Given request.
Look through the material below. Copy every line with the string "much" in it.

-- START --

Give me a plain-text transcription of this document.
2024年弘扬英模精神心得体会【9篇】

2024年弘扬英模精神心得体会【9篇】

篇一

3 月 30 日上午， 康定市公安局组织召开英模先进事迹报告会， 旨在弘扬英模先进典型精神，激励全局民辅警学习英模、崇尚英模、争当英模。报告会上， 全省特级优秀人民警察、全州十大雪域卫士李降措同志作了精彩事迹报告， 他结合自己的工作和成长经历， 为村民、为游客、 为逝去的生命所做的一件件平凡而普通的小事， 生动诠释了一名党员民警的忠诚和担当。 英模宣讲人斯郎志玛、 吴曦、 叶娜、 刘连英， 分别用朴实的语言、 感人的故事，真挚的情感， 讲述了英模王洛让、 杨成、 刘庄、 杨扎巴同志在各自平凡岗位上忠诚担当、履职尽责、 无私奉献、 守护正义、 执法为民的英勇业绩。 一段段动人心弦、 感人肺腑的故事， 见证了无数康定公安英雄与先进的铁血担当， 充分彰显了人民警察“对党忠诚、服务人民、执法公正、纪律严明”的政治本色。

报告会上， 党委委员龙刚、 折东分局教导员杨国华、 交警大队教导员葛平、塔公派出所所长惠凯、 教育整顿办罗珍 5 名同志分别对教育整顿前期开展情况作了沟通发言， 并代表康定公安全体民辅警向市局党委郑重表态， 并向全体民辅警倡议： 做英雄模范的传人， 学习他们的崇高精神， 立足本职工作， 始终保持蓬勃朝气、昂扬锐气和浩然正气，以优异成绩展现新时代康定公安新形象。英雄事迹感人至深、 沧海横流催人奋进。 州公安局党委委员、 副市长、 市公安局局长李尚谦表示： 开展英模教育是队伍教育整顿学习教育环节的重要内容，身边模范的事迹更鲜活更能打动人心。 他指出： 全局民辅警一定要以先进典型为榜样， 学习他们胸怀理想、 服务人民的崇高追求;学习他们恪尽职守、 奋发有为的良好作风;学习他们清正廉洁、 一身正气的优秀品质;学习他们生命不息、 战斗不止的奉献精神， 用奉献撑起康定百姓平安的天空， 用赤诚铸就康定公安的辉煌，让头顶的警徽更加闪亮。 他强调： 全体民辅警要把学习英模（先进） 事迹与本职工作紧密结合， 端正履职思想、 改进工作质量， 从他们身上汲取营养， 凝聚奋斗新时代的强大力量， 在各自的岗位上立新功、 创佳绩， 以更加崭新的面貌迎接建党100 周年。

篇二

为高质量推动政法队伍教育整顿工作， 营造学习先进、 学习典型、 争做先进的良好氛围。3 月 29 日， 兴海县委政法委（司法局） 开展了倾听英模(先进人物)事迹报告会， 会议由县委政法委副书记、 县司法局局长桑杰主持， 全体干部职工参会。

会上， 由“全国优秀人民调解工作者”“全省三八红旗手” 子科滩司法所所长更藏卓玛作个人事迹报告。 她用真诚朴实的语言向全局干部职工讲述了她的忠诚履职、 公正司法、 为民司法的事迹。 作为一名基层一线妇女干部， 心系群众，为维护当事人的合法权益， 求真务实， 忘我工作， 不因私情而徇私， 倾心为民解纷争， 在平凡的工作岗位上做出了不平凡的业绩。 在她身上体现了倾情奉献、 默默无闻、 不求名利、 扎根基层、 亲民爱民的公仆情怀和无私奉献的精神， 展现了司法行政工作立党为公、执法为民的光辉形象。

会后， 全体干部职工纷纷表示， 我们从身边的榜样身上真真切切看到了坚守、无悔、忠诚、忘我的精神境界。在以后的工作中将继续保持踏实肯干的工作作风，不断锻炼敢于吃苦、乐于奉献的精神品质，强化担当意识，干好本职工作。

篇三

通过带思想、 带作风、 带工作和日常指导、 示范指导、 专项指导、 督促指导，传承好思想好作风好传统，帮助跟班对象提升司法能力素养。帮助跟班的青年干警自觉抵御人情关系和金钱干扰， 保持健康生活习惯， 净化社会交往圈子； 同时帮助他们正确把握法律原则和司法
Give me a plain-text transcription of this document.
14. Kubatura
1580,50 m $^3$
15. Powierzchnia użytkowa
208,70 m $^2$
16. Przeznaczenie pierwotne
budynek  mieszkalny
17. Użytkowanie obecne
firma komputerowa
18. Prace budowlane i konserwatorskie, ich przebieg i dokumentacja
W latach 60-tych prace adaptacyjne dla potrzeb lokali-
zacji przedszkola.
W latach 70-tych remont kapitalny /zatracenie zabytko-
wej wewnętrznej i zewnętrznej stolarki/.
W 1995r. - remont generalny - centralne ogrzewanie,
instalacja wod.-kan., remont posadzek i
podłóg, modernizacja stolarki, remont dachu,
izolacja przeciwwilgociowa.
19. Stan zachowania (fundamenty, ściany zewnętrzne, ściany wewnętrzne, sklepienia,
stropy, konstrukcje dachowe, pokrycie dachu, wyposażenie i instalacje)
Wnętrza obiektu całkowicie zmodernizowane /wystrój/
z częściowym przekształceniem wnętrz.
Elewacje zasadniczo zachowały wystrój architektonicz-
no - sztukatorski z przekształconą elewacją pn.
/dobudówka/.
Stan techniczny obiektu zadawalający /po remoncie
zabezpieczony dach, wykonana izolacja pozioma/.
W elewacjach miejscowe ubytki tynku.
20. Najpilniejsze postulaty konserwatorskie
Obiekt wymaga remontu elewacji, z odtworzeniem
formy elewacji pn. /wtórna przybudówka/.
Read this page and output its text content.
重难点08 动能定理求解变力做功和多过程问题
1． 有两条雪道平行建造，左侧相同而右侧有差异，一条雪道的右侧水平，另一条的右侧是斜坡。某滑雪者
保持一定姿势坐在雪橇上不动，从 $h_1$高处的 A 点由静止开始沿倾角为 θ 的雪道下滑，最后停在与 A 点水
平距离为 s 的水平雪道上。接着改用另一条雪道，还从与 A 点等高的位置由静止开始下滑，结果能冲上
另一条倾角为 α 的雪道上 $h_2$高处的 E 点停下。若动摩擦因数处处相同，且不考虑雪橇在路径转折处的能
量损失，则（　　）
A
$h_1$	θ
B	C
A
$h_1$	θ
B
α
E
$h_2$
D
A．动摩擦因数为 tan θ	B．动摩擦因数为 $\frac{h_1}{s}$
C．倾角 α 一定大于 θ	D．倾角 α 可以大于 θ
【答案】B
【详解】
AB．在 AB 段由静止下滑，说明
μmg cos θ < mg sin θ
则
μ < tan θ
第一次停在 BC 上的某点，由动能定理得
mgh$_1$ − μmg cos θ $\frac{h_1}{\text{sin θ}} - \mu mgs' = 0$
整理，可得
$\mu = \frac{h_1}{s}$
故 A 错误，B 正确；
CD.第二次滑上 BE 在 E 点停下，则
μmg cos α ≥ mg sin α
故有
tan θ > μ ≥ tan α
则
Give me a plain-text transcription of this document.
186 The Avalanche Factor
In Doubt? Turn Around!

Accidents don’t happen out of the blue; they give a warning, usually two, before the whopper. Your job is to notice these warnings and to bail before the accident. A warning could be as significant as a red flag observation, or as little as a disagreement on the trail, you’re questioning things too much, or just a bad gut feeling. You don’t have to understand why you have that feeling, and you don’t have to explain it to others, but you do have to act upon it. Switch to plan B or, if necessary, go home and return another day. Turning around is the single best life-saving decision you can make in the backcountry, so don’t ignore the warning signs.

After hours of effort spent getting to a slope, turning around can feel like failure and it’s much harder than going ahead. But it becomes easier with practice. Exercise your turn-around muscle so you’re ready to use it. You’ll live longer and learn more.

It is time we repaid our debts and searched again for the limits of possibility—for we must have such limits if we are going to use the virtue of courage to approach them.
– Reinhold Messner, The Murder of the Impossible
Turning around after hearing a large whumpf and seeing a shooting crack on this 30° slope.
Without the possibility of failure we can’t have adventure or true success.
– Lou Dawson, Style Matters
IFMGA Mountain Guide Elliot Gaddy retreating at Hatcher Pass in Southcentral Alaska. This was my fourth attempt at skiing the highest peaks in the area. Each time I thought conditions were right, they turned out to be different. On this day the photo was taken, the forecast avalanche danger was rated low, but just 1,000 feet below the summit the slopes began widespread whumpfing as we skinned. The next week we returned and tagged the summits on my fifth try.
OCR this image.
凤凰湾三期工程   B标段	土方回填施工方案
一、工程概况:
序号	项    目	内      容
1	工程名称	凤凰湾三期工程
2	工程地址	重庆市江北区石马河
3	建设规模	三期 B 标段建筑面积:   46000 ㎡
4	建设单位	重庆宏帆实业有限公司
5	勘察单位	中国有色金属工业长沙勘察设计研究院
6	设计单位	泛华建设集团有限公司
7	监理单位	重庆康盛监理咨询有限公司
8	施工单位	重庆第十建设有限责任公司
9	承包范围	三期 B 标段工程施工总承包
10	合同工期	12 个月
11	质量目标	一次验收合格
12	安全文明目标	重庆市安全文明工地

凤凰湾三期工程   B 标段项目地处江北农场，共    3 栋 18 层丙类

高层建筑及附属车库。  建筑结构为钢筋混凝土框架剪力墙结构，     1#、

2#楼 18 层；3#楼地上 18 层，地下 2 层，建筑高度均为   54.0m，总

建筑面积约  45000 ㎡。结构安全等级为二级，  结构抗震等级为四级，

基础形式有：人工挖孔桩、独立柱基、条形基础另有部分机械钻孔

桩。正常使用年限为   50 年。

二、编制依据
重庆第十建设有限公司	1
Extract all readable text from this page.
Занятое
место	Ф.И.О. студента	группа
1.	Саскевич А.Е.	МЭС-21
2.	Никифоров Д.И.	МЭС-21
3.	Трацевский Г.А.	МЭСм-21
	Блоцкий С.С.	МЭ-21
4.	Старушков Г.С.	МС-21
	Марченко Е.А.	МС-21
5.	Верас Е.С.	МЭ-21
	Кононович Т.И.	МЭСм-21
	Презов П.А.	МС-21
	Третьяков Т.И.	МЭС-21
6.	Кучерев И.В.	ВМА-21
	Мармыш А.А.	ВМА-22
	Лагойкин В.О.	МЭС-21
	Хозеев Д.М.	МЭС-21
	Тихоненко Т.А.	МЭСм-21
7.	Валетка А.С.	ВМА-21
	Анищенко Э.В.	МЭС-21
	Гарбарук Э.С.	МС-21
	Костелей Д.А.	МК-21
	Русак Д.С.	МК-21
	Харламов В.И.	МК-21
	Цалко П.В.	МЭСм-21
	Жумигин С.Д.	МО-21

-- END --

In response.
Accidents don’t happen out of the blue; they give a warning, usually two, before the whopper. Your job is to notice these warnings and to bail before the accident. A warning could be as significant as a red flag observation, or as little as a disagreement on the trail, you’re questioning things too much, or just a bad gut feeling. You don’t have to understand why you have that feeling, and you don’t have to explain it to others, but you do have to act upon it. Switch to plan B or, if necessary, go home and return another day. Turning around is the single best life-saving decision you can make in the backcountry, so don’t ignore the warning signs.
After hours of effort spent getting to a slope, turning around can feel like failure and it’s much harder than going ahead. But it becomes easier with practice. Exercise your turn-around muscle so you’re ready to use it. You’ll live longer and learn more.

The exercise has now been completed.